Below are the records. Gather each line that holds "Network".

> _INFORMATION GIVEN_:
===============

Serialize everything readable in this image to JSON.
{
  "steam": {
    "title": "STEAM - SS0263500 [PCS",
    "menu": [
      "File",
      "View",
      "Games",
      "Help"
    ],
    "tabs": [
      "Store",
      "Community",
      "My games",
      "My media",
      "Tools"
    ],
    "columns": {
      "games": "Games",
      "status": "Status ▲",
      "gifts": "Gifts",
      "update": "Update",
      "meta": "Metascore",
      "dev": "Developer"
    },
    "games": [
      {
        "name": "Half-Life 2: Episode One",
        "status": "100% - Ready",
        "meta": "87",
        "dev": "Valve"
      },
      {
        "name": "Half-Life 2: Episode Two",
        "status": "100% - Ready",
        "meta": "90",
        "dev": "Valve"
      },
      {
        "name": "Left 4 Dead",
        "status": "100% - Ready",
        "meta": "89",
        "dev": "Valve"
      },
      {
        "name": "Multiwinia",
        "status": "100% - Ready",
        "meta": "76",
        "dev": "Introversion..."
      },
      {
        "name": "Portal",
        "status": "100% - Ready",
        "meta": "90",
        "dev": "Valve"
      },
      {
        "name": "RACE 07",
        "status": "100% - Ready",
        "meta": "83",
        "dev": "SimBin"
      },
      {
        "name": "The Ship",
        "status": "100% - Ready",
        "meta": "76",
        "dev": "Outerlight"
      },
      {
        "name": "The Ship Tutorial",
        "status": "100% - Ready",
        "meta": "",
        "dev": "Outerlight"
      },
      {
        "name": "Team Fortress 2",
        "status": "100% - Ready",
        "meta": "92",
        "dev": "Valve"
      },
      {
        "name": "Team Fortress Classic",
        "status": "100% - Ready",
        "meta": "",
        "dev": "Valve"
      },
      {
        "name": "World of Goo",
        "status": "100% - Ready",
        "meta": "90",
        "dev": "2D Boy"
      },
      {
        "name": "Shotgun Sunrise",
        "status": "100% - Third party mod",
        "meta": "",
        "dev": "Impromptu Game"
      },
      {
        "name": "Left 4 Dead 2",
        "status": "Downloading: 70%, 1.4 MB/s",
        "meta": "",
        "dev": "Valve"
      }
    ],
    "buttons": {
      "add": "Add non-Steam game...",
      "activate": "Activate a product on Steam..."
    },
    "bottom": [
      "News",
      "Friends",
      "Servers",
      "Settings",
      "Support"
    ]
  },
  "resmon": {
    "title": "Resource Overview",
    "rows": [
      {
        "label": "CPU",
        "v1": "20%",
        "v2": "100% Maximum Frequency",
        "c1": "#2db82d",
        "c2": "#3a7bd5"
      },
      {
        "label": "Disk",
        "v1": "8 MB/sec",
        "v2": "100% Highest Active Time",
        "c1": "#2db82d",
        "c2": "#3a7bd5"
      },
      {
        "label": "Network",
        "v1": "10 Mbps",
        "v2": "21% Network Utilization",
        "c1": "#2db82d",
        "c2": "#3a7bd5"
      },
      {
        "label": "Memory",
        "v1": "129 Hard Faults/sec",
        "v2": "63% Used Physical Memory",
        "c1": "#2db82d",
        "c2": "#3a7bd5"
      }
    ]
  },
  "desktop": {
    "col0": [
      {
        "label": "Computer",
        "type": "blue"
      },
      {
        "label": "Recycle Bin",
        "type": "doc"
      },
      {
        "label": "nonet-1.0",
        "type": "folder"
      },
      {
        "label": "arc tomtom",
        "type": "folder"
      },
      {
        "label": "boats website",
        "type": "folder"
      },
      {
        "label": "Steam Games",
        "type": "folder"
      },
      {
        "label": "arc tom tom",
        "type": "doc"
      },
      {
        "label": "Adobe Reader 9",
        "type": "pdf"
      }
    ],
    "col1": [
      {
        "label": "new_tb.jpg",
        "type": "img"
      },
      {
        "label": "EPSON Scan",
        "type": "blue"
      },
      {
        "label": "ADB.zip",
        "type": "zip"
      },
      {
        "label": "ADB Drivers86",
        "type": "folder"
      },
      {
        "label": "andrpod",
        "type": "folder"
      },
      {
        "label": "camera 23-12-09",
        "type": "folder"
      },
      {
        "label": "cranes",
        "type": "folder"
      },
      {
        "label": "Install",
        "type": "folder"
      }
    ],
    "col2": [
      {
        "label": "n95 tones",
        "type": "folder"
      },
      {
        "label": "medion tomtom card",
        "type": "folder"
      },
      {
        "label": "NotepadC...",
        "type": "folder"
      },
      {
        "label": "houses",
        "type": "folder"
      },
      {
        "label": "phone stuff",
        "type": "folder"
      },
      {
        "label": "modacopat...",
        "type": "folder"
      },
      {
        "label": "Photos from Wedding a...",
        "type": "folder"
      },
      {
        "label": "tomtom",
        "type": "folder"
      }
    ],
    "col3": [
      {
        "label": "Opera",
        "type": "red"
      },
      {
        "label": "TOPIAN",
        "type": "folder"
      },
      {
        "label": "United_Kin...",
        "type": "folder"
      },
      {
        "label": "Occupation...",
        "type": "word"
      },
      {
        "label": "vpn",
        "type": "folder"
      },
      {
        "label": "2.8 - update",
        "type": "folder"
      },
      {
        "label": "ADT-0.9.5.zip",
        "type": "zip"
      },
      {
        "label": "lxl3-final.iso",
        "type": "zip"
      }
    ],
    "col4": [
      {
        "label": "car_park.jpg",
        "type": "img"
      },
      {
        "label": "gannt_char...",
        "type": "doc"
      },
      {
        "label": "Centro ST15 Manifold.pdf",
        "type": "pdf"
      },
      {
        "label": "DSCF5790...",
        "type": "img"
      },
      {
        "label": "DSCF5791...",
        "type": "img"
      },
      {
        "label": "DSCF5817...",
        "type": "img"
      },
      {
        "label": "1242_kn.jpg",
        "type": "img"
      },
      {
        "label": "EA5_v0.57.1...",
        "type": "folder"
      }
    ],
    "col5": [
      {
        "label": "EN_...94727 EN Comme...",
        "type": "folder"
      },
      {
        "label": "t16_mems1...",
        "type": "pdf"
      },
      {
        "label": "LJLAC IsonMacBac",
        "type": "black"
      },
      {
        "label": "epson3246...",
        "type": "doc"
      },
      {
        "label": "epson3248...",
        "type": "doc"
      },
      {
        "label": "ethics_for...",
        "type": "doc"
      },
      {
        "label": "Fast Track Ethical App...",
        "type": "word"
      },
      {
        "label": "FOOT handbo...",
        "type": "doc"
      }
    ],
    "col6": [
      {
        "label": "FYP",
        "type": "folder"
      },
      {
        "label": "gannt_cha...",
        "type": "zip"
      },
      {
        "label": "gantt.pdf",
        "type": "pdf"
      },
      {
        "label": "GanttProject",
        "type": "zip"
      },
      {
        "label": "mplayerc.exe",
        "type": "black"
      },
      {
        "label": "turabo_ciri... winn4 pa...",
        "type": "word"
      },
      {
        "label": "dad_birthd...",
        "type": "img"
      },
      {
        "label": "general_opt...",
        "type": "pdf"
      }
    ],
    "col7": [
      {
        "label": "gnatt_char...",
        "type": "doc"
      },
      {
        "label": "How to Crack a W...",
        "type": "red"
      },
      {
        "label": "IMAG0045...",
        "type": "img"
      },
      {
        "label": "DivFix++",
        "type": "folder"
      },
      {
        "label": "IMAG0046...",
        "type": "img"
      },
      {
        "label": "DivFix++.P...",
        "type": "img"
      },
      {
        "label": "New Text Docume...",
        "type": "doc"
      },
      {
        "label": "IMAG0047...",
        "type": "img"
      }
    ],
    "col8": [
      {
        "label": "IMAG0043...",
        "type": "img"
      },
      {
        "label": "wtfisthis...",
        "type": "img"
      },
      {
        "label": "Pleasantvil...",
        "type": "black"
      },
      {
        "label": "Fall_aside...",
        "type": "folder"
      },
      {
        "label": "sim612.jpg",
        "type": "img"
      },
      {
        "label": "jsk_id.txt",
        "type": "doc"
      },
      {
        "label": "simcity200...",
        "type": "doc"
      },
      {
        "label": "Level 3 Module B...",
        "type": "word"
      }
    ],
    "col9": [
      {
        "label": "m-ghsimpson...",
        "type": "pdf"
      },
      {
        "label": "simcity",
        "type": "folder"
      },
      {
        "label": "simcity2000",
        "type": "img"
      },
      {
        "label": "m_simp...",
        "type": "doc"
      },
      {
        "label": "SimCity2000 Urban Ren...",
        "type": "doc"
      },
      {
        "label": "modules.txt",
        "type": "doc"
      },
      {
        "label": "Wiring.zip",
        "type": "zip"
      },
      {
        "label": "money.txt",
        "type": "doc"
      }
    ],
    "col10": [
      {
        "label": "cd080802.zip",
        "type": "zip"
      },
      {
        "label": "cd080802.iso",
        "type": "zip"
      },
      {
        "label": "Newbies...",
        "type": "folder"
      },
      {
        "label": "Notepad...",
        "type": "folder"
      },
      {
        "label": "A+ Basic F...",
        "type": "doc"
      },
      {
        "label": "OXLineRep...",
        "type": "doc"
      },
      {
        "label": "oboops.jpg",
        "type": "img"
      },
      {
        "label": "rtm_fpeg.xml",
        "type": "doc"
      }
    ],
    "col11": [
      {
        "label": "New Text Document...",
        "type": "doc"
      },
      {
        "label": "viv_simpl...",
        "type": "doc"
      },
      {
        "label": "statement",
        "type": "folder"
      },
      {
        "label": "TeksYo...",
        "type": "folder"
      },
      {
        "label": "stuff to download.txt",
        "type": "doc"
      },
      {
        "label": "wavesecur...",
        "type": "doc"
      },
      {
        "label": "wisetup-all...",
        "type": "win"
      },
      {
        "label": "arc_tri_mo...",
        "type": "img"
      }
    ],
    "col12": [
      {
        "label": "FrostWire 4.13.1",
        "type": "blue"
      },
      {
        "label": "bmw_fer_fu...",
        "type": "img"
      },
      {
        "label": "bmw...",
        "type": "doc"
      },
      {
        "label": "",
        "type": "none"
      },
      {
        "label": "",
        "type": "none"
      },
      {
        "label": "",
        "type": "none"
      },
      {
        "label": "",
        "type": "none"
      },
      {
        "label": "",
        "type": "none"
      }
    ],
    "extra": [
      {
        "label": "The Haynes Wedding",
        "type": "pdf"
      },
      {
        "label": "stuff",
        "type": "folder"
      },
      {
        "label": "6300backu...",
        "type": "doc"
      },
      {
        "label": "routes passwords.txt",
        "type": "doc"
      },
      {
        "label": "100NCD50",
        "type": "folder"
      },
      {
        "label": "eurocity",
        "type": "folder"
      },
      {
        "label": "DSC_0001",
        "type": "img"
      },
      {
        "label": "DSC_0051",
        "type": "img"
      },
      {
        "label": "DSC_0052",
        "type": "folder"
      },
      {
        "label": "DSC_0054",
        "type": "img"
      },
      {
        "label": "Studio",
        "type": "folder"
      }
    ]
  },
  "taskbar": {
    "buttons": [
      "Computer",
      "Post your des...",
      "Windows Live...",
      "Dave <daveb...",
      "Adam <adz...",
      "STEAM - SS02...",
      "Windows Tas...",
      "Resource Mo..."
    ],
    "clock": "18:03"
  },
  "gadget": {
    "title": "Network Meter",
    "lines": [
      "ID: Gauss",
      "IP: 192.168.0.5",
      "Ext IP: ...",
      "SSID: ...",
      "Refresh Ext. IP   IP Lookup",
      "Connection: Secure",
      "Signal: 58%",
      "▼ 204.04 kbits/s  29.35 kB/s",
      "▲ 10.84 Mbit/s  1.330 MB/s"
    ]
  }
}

===============

> _CORRECT RESPONSE_:
        "label": "Network",
        "v2": "21% Network Utilization",
    "title": "Network Meter",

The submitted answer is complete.